Task instructions – Show every line below where "ДАННЫЕ" can be found.

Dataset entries
____________

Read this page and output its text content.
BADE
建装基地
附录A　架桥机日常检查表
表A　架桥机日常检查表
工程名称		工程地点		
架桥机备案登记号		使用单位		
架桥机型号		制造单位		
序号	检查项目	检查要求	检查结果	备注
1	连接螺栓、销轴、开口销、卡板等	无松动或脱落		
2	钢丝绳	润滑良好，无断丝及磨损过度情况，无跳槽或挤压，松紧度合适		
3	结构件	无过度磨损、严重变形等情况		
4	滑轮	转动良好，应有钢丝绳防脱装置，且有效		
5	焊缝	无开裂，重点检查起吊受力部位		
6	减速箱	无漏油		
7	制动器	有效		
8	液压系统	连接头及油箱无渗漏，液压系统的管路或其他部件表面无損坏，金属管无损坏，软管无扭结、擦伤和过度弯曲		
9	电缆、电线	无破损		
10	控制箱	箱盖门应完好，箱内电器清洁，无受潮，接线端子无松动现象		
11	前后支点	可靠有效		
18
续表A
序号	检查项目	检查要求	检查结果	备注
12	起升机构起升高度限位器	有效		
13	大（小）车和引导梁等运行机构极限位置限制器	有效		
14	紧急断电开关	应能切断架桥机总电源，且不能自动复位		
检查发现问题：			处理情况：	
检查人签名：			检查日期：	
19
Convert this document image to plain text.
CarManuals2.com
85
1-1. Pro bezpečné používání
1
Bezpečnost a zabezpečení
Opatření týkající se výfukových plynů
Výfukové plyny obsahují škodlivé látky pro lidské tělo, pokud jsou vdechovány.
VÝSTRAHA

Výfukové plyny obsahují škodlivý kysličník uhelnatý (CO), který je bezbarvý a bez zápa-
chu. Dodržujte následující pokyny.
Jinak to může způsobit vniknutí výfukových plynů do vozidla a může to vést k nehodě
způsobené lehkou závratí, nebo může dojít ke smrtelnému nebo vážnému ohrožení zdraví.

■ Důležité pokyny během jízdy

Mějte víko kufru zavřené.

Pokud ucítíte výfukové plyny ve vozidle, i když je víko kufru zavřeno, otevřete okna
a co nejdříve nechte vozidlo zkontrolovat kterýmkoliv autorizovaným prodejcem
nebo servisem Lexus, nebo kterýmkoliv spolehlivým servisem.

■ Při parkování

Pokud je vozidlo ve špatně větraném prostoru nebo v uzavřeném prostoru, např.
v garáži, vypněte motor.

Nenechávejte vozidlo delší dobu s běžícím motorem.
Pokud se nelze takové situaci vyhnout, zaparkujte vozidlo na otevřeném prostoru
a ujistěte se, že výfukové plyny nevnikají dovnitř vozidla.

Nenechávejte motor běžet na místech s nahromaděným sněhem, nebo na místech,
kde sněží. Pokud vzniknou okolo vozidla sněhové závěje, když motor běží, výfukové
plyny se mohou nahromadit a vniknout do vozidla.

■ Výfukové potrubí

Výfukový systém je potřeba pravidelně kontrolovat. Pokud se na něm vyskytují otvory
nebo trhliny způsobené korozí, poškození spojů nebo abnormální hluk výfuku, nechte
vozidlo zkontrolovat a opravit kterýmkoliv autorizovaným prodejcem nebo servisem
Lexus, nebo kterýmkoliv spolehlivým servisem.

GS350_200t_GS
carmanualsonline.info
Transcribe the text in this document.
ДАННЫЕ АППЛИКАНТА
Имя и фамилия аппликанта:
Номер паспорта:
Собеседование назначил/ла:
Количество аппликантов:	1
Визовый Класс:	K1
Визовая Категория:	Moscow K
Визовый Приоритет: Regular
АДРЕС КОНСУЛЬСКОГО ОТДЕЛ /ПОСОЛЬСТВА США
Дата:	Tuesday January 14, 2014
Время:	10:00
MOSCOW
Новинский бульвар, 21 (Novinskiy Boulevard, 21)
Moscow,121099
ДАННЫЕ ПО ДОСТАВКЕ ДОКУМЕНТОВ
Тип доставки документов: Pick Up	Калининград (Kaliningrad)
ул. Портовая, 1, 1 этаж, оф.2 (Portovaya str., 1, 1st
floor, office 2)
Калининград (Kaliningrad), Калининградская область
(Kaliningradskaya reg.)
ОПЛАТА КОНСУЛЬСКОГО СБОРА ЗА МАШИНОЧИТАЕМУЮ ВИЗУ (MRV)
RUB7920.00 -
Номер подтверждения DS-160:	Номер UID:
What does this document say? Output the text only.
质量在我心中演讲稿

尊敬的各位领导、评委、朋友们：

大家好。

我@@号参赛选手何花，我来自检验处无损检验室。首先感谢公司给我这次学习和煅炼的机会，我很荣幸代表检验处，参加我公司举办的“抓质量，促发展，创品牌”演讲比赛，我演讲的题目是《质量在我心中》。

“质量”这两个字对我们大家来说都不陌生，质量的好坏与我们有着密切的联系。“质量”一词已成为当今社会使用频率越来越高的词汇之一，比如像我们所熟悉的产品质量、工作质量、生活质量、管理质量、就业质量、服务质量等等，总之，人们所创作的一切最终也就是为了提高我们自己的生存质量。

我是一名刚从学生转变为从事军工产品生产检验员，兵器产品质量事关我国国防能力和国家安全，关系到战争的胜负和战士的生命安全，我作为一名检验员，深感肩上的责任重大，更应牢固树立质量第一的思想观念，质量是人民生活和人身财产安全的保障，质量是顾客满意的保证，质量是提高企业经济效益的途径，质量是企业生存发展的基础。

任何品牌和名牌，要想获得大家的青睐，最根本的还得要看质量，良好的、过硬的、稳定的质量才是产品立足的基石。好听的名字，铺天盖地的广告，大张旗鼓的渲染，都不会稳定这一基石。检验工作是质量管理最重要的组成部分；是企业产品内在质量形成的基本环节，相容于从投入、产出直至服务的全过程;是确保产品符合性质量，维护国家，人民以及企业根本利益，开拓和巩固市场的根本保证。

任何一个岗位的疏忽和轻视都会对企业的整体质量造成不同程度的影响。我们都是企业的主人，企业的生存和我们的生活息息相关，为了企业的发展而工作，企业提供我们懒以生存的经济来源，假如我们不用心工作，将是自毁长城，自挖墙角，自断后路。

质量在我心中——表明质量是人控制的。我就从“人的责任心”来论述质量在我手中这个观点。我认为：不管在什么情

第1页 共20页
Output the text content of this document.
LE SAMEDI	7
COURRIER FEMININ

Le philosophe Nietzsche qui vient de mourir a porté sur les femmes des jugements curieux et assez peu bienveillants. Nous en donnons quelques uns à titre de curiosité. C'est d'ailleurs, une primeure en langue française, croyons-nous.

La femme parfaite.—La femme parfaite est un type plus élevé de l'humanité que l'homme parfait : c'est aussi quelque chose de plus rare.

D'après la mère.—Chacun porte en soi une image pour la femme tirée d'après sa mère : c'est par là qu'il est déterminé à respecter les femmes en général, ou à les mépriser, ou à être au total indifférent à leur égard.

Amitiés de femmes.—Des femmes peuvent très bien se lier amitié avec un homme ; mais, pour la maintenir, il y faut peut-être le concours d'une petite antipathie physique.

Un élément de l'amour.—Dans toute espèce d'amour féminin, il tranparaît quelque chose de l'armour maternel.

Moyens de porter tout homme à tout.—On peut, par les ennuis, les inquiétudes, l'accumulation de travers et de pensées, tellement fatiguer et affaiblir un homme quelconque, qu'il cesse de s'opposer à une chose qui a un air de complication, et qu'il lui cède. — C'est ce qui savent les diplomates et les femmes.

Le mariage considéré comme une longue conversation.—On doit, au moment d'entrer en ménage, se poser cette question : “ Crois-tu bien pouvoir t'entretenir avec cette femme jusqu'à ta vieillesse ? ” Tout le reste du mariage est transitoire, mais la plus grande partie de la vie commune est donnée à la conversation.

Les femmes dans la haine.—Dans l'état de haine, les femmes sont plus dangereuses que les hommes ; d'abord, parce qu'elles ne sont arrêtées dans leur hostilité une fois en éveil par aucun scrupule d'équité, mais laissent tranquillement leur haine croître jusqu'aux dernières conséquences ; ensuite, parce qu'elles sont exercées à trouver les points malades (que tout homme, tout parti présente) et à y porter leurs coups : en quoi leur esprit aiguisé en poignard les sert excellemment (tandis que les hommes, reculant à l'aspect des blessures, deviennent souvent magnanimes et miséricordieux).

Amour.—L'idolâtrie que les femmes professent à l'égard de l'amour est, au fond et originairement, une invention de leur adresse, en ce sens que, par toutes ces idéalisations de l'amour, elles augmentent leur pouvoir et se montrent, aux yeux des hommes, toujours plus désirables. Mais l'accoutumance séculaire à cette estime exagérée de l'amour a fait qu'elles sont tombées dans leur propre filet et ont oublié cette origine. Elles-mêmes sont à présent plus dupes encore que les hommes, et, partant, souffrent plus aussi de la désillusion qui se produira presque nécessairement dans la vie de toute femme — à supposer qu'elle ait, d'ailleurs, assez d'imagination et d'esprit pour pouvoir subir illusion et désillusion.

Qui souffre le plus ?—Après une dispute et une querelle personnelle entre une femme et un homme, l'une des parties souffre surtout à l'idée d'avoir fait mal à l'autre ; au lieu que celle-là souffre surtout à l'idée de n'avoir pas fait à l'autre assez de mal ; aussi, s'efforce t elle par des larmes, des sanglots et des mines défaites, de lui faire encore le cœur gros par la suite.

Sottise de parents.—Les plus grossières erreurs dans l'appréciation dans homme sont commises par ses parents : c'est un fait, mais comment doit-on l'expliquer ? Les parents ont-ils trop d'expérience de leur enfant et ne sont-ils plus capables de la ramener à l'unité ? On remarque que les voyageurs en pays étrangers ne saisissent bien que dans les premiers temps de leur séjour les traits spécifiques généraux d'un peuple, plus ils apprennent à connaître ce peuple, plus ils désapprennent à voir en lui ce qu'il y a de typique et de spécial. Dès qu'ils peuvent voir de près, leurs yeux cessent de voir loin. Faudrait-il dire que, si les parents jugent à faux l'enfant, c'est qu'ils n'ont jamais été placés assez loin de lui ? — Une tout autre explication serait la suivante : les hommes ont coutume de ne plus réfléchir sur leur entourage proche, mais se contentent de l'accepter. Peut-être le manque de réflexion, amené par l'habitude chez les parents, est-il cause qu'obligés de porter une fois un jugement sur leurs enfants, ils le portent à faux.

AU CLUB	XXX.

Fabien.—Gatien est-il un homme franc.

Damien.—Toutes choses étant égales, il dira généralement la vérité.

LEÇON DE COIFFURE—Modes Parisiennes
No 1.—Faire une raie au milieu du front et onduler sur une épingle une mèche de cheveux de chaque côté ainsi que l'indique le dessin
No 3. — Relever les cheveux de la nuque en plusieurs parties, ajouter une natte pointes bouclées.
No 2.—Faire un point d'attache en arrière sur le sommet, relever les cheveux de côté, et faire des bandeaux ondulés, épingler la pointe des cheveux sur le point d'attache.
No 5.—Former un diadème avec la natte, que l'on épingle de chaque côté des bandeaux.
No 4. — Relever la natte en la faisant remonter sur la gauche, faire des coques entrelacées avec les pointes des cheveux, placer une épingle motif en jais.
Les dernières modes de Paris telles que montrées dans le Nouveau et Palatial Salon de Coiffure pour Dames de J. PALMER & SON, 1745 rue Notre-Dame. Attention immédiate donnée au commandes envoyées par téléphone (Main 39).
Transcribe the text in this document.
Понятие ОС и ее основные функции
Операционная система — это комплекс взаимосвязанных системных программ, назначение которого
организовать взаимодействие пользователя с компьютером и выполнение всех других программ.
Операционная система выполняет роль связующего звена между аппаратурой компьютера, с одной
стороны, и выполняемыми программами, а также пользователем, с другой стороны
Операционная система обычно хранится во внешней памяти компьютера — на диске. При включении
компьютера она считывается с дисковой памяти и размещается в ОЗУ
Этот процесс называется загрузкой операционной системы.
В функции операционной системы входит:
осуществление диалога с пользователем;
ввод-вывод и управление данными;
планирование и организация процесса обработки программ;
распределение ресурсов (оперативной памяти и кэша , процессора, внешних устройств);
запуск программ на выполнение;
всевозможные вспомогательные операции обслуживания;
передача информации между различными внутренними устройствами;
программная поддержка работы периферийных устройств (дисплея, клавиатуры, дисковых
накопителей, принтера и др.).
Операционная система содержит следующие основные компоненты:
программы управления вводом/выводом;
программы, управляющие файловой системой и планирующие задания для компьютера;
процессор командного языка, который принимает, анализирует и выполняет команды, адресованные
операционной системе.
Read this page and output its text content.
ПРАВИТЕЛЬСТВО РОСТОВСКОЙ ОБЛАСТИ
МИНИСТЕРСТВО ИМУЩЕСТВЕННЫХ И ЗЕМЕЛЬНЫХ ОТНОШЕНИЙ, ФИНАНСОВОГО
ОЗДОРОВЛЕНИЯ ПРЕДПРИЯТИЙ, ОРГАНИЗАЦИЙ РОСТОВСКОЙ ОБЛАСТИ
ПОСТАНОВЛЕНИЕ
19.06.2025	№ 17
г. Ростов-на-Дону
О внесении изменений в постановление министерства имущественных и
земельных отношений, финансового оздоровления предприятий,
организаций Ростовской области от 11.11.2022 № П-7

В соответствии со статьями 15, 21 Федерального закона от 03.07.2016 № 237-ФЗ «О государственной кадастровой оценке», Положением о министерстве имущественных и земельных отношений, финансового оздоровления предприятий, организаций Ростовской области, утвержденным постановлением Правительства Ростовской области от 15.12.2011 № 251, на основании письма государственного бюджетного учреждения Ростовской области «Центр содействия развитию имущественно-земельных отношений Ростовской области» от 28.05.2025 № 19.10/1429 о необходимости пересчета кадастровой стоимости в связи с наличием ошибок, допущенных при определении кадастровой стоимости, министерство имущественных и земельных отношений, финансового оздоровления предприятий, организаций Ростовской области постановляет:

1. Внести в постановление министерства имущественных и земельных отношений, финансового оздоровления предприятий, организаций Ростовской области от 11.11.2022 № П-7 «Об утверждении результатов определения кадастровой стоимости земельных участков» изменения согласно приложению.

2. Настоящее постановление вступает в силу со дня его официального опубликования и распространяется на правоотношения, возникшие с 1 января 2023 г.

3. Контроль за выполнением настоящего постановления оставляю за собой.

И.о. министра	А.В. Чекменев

____________

Response to the task –
ДАННЫЕ АППЛИКАНТА
ДАННЫЕ ПО ДОСТАВКЕ ДОКУМЕНТОВ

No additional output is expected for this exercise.